_BRANO CITATO_.

########################################

L’economia mondiale non è mai stata tanto solida. Nonostante le molte fragilità strutturali, la liquidità iniettata dalle banche centrali stabilizza i consumi e gli investimenti, e àncora le aspettative di crescita. Molti in questi anni hanno lanciato un “allarme recessione”: sbagliando. Solo un grande shock può squilibrare questa economia globale. Difficile da immaginare? Non più. Il nuovo coronavirus è il cigno nero che non aspettavamo. I governi e le borse ne sottovalutano l’impatto sull’economia.
Del virus si sa che è meno letale di altri: il tasso di mortalità dei contagiati sembra essere pari al 2% (Sars 9.6%). Il contagio è veloce e difficile da contrastare senza vaccini, se è vero che avviene prima che compaiano i sintomi. I vaccini non saranno disponibili prima del 2021. I casi rilevati fino alle ore 16 del 6 febbraio erano 28.344: di questi, 565 sono deceduti, 1382 guariti. Il grosso dei contagi è in Cina (28.085), Giappone (45), Singapore (28), Thailandia (25), Corea (24), Unione Europea (24), Hong-Kong (21), Australia (14), Taiwan (13), Usa (12).
I dati ufficiali sono però sottostimati. In Cina diversi malati non trovano posto negli ospedali e non sono diagnosticati; quanti restano a casa? In Africa non si segnalano casi, nonostante l’intensa presenza cinese: qualche dubbio è lecito. In prospettiva, lo scarso sviluppo dei sistemi sanitari locali potrebbe trasformare il continente africano in un secondo grande incubatore del virus. La buona notizia è che se una parte dei contagi, ma non dei decessi, sfugge alle statistiche, il tasso di mortalità è più basso. D’altra parte, essendo l’epidemia recente, molti decessi devono ancora avvenire: il tasso di mortalità potrebbe salire nei prossimi giorni. Per l’economia conta di più il numero dei contagi, fortemente correlato con le misure di sospensione delle attività economiche. E i dati ufficiali confermano che l’epidemia si sta allargando, in modo lievemente esponenziale: potrebbe essere solo l’inizio.
Se il contagio nel resto del mondo si fermerà, quale impatto economico avrà l’attuale epidemia? L’economia cinese (almeno la parte integrata nell’economia globale) è quasi ferma. Moltissime aziende multinazionali (Ikea, General Motors, Samsung) e locali hanno sospeso le attività produttive, prolungando le vacanze del capodanno cinese fino al 9 febbraio: perciò il governo cinese prevede quest’anno un rallentamento della crescita dal 6,6% al 2,5%.

########################################

_OBIETTIVO_. Riporta parola per parola la parte dell'articolo sull'impatto economico del nuovo coronavirus che va da “Se il contagio” fino a “6,6% al 2,5%.”, incluse queste parole.

########################################

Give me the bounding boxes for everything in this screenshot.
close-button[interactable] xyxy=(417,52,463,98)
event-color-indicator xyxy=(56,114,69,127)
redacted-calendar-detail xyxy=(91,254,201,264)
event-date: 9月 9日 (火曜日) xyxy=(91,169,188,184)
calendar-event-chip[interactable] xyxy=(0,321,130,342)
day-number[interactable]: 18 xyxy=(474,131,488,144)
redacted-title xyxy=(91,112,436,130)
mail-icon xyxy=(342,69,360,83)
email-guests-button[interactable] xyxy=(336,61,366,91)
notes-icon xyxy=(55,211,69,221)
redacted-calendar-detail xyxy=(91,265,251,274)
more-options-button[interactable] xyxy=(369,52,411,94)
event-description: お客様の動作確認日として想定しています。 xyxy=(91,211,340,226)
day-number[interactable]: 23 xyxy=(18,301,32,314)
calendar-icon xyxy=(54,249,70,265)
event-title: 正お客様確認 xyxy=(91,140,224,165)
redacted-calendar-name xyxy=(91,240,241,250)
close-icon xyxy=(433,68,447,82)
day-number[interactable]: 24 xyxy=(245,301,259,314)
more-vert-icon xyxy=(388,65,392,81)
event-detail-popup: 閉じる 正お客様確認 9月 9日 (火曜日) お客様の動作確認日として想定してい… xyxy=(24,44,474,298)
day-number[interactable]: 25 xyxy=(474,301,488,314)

########################################

_RISULTATO_.
Se il contagio nel resto del mondo si fermerà, quale impatto economico avrà l’attuale epidemia? L’economia cinese (almeno la parte integrata nell’economia globale) è quasi ferma. Moltissime aziende multinazionali (Ikea, General Motors, Samsung) e locali hanno sospeso le attività produttive, prolungando le vacanze del capodanno cinese fino al 9 febbraio: perciò il governo cinese prevede quest’anno un rallentamento della crescita dal 6,6% al 2,5%.